Work to be completed: Pick out the lines below that include the string "районирования".

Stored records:
-----
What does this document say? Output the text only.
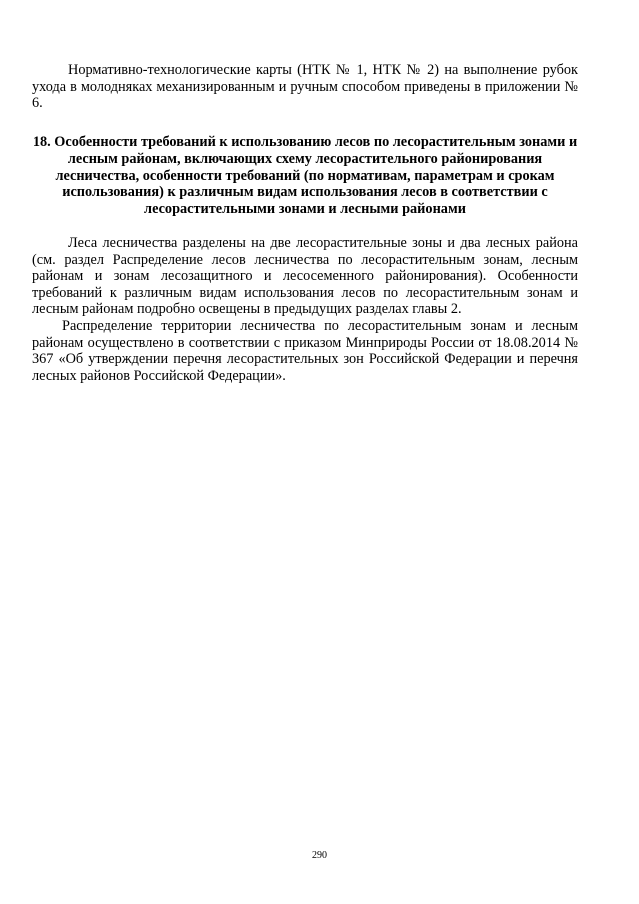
Нормативно-технологические карты (НТК № 1, НТК № 2) на выполнение рубок ухода в молодняках механизированным и ручным способом приведены в приложении № 6.

18. Особенности требований к использованию лесов по лесорастительным зонами и лесным районам, включающих схему лесорастительного районирования лесничества, особенности требований (по нормативам, параметрам и срокам использования) к различным видам использования лесов в соответствии с лесорастительными зонами и лесными районами

Леса лесничества разделены на две лесорастительные зоны и два лесных района (см. раздел Распределение лесов лесничества по лесорастительным зонам, лесным районам и зонам лесозащитного и лесосеменного районирования). Особенности требований к различным видам использования лесов по лесорастительным зонам и лесным районам подробно освещены в предыдущих разделах главы 2.

Распределение территории лесничества по лесорастительным зонам и лесным районам осуществлено в соответствии с приказом Минприроды России от 18.08.2014 № 367 «Об утверждении перечня лесорастительных зон Российской Федерации и перечня лесных районов Российской Федерации».

290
-----
Task response:
18. Особенности требований к использованию лесов по лесорастительным зонами и лесным районам, включающих схему лесорастительного районирования лесничества, особенности требований (по нормативам, параметрам и срокам использования) к различным видам использования лесов в соответствии с лесорастительными зонами и лесными районами
Леса лесничества разделены на две лесорастительные зоны и два лесных района (см. раздел Распределение лесов лесничества по лесорастительным зонам, лесным районам и зонам лесозащитного и лесосеменного районирования). Особенности требований к различным видам использования лесов по лесорастительным зонам и лесным районам подробно освещены в предыдущих разделах главы 2.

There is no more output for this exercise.